26Quant à l'organisme bénéficiaire - L'article 238 bis du CGI établit une liste limitative des organismes concernés, lesquels peuvent être situés en France ou dans l'Union européenne. L'administration fiscale vient de commenter abondamment la liste des œuvres ou organismes concernés ; cas général (BOI-BIC-RICI-20-30-10-10, 10 mai 2017, n° 50 et s.), et cas particuliers (BOI-BIC-RICI-20-30-10-15, 10 mai 2017). V. Dr. Fisc. 2017, n° 22, comm. 328.
27- Dans le domaine de l'art, outre les œuvres et organismes d'intérêt général concourant à la mise en valeur du patrimoine artistique français (y compris les fondations, les associations ou les musées de France), on peut noter que font également bénéficier leurs mécènes de la réduction d'impôt : les établissements d'enseignement artistique (publics ou privés), les organismes ayant pour objet l'organisation d'expositions d'art contemporain (publics ou privés), ainsi que notamment la Fondation du patrimoine ou d'une association ou fondation qu'elle abrite en vue de financer la restauration de monuments historiques privés classés à l'inventaire supplémentaire ou ayant reçu le label de la Fondation du patrimoine.

[Données disponibles]:
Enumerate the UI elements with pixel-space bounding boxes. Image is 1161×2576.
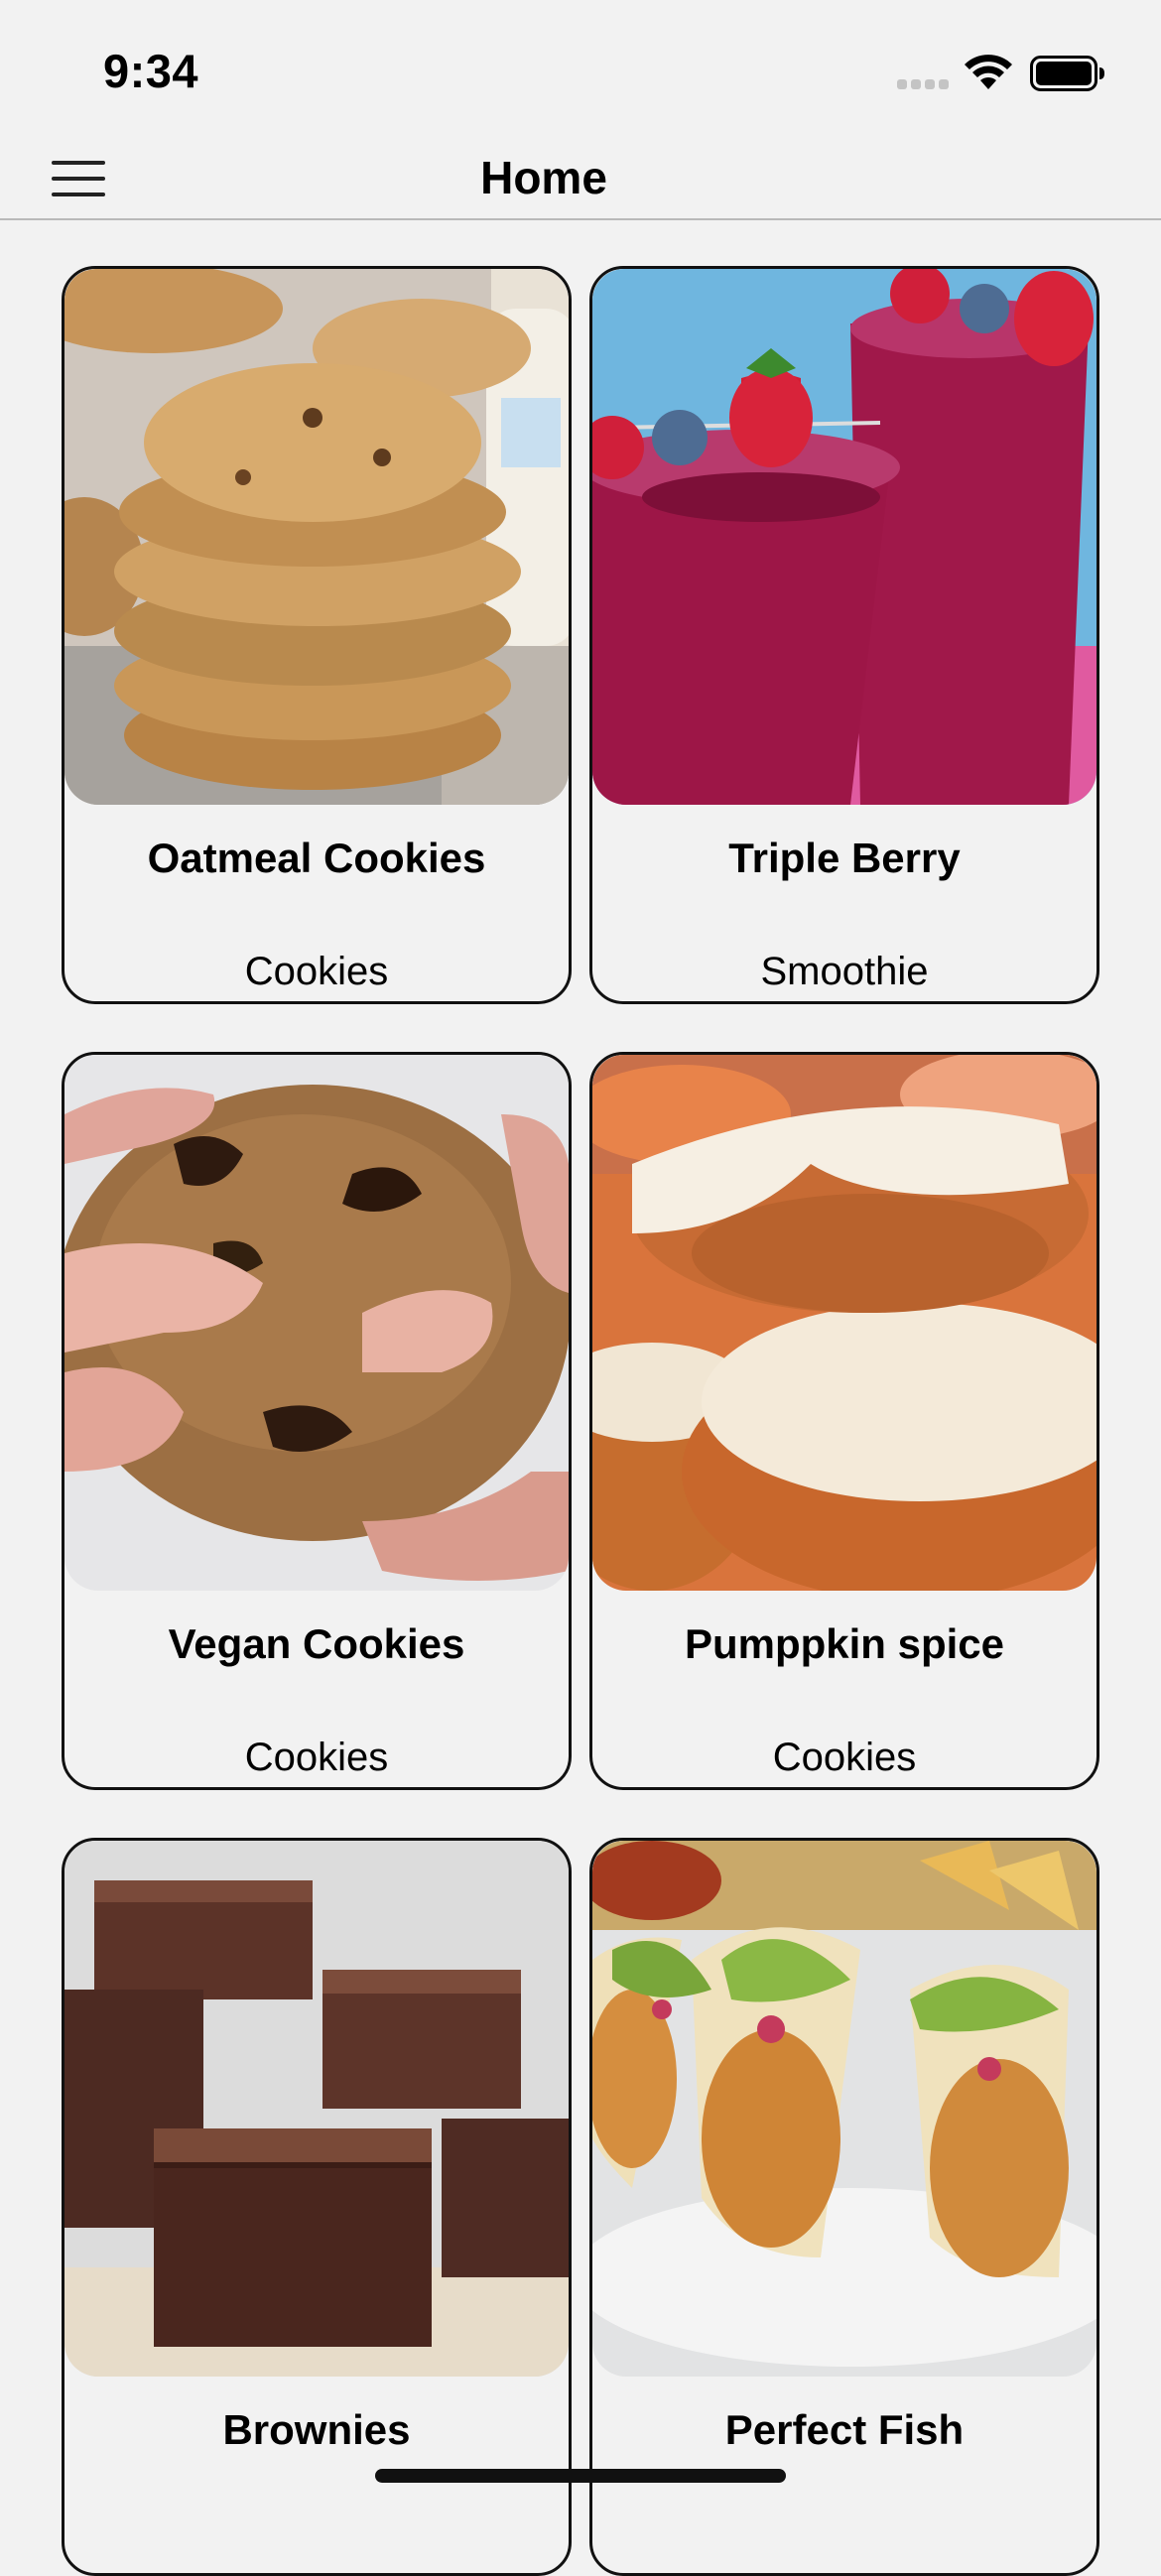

[Travail demandé]:
[1] D'après le texte sur le mécénat, où peuvent être situés les organismes visés par l'article 238 bis du CGI ?
[2] Recopiez le passage du texte sur le mécénat allant de « 26Quant à l'organisme » à « 22, comm. 328. », en substituant « Le fisc » à « L'administration fiscale ».
[3] Poursuivez le texte sur le mécénat à partir de sa dernière phrase.
Ces données n'ont aucun rapport avec le texte sur le mécénat.

[Résultats des exercices]:
[1] En France ou dans l'Union européenne.

[2]
26Quant à l'organisme bénéficiaire - L'article 238 bis du CGI établit une liste limitative des organismes concernés, lesquels peuvent être situés en France ou dans l'Union européenne. Le fisc vient de commenter abondamment la liste des œuvres ou organismes concernés ; cas général (BOI-BIC-RICI-20-30-10-10, 10 mai 2017, n° 50 et s.), et cas particuliers (BOI-BIC-RICI-20-30-10-15, 10 mai 2017). V. Dr. Fisc. 2017, n° 22, comm. 328.

[3]
28- Contrairement aux règles applicables aux dons des particuliers, le bénéfice de la réduction fiscale de l'article 238 bis du CGI n'est pas subordonné à la production par l'entreprise d'un « reçu » répondant à un modèle type de l'administration, mais rien n'empêche l'organisme de délivrer une attestation afin de ménager à son mécène une preuve des versements et de leur caractère éligible. Les organismes qui ne respectent pas les conditions posées à l'article 238 bis du CGI et qui délivrent irrégulièrement des certificats, reçus ou attestations permettant à un contribuable de bénéficier d'une réduction ou d'une déduction fiscale sont passibles d'une amende fiscale égale à 25% des sommes indûment mentionnées sur ces documents (CGI art. 1740 A). Afin de se prémunir contre un tel risque, les organismes susvisés peuvent interroger l'administration dans le cadre de la procédure de rescrit fiscal (LPF art. L. 80 C) ; une absence de réponse dans les six mois équivaut à un accord implicite de l'administration fiscale.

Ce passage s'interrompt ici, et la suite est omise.